### WHAT THE EXERCISE ASKS
The complete listing should be restated exactly.

(Data records)

________________

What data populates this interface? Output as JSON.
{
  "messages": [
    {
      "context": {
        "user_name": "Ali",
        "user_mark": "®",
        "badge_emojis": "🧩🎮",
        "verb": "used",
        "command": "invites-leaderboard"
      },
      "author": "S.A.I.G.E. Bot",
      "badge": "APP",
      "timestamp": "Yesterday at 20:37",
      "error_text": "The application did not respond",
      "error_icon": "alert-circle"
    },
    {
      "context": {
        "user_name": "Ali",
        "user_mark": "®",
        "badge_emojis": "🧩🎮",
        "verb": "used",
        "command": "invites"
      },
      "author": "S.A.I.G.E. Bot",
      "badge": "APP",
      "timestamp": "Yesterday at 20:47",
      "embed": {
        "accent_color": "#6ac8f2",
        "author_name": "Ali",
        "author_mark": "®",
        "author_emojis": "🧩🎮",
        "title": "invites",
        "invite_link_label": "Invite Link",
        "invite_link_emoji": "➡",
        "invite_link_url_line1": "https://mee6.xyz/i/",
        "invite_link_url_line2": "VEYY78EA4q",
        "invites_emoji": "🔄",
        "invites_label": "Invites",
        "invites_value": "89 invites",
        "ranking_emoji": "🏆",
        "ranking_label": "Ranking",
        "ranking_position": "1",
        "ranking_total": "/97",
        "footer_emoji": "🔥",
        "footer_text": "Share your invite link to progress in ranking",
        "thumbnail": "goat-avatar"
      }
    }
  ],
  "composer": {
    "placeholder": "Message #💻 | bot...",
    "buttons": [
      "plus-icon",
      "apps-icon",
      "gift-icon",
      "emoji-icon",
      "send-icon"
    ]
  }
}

________________

### FULL SOLUTION
What data populates this interface? Output as JSON.
{
  "messages": [
    {
      "context": {
        "user_name": "Ali",
        "user_mark": "®",
        "badge_emojis": "🧩🎮",
        "verb": "used",
        "command": "invites-leaderboard"
      },
      "author": "S.A.I.G.E. Bot",
      "badge": "APP",
      "timestamp": "Yesterday at 20:37",
      "error_text": "The application did not respond",
      "error_icon": "alert-circle"
    },
    {
      "context": {
        "user_name": "Ali",
        "user_mark": "®",
        "badge_emojis": "🧩🎮",
        "verb": "used",
        "command": "invites"
      },
      "author": "S.A.I.G.E. Bot",
      "badge": "APP",
      "timestamp": "Yesterday at 20:47",
      "embed": {
        "accent_color": "#6ac8f2",
        "author_name": "Ali",
        "author_mark": "®",
        "author_emojis": "🧩🎮",
        "title": "invites",
        "invite_link_label": "Invite Link",
        "invite_link_emoji": "➡",
        "invite_link_url_line1": "https://mee6.xyz/i/",
        "invite_link_url_line2": "VEYY78EA4q",
        "invites_emoji": "🔄",
        "invites_label": "Invites",
        "invites_value": "89 invites",
        "ranking_emoji": "🏆",
        "ranking_label": "Ranking",
        "ranking_position": "1",
        "ranking_total": "/97",
        "footer_emoji": "🔥",
        "footer_text": "Share your invite link to progress in ranking",
        "thumbnail": "goat-avatar"
      }
    }
  ],
  "composer": {
    "placeholder": "Message #💻 | bot...",
    "buttons": [
      "plus-icon",
      "apps-icon",
      "gift-icon",
      "emoji-icon",
      "send-icon"
    ]
  }
}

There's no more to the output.